start Material for this exercise
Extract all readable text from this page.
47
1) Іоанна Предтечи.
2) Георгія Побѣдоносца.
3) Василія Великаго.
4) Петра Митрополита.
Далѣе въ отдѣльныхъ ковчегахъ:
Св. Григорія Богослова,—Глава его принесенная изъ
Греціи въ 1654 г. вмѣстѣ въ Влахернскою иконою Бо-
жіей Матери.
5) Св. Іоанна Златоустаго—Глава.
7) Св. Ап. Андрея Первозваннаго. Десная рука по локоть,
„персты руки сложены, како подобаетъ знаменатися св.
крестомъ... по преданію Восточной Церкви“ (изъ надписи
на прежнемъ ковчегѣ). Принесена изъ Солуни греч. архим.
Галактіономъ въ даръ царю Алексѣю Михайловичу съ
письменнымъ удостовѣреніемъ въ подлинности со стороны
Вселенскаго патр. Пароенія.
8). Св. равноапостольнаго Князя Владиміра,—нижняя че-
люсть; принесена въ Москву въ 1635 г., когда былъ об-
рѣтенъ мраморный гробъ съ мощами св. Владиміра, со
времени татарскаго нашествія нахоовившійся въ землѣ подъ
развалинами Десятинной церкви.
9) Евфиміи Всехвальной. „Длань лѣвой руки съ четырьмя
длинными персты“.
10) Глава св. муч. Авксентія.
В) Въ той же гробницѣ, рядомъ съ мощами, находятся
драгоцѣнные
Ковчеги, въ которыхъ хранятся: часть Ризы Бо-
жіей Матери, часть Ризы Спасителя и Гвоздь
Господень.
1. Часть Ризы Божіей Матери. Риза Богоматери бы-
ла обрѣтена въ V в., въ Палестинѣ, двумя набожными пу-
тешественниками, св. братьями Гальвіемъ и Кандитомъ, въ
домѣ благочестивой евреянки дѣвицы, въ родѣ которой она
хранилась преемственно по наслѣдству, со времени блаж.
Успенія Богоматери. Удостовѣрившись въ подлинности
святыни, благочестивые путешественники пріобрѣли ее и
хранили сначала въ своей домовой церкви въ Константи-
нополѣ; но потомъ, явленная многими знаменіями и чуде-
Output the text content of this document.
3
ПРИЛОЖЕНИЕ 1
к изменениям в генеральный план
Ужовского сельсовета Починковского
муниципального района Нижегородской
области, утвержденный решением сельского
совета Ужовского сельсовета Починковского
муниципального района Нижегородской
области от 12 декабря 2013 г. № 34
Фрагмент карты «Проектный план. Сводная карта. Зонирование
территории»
end Material for this exercise
### Goal of the exercise
Each line of the material above needs to be quoted exactly, please.

### Full response
Extract all readable text from this page.
47
1) Іоанна Предтечи.
2) Георгія Побѣдоносца.
3) Василія Великаго.
4) Петра Митрополита.
Далѣе въ отдѣльныхъ ковчегахъ:
Св. Григорія Богослова,—Глава его принесенная изъ
Греціи въ 1654 г. вмѣстѣ въ Влахернскою иконою Бо-
жіей Матери.
5) Св. Іоанна Златоустаго—Глава.
7) Св. Ап. Андрея Первозваннаго. Десная рука по локоть,
„персты руки сложены, како подобаетъ знаменатися св.
крестомъ... по преданію Восточной Церкви“ (изъ надписи
на прежнемъ ковчегѣ). Принесена изъ Солуни греч. архим.
Галактіономъ въ даръ царю Алексѣю Михайловичу съ
письменнымъ удостовѣреніемъ въ подлинности со стороны
Вселенскаго патр. Пароенія.
8). Св. равноапостольнаго Князя Владиміра,—нижняя че-
люсть; принесена въ Москву въ 1635 г., когда былъ об-
рѣтенъ мраморный гробъ съ мощами св. Владиміра, со
времени татарскаго нашествія нахоовившійся въ землѣ подъ
развалинами Десятинной церкви.
9) Евфиміи Всехвальной. „Длань лѣвой руки съ четырьмя
длинными персты“.
10) Глава св. муч. Авксентія.
В) Въ той же гробницѣ, рядомъ съ мощами, находятся
драгоцѣнные
Ковчеги, въ которыхъ хранятся: часть Ризы Бо-
жіей Матери, часть Ризы Спасителя и Гвоздь
Господень.
1. Часть Ризы Божіей Матери. Риза Богоматери бы-
ла обрѣтена въ V в., въ Палестинѣ, двумя набожными пу-
тешественниками, св. братьями Гальвіемъ и Кандитомъ, въ
домѣ благочестивой евреянки дѣвицы, въ родѣ которой она
хранилась преемственно по наслѣдству, со времени блаж.
Успенія Богоматери. Удостовѣрившись въ подлинности
святыни, благочестивые путешественники пріобрѣли ее и
хранили сначала въ своей домовой церкви въ Константи-
нополѣ; но потомъ, явленная многими знаменіями и чуде-
Output the text content of this document.
3
ПРИЛОЖЕНИЕ 1
к изменениям в генеральный план
Ужовского сельсовета Починковского
муниципального района Нижегородской
области, утвержденный решением сельского
совета Ужовского сельсовета Починковского
муниципального района Нижегородской
области от 12 декабря 2013 г. № 34
Фрагмент карты «Проектный план. Сводная карта. Зонирование
территории»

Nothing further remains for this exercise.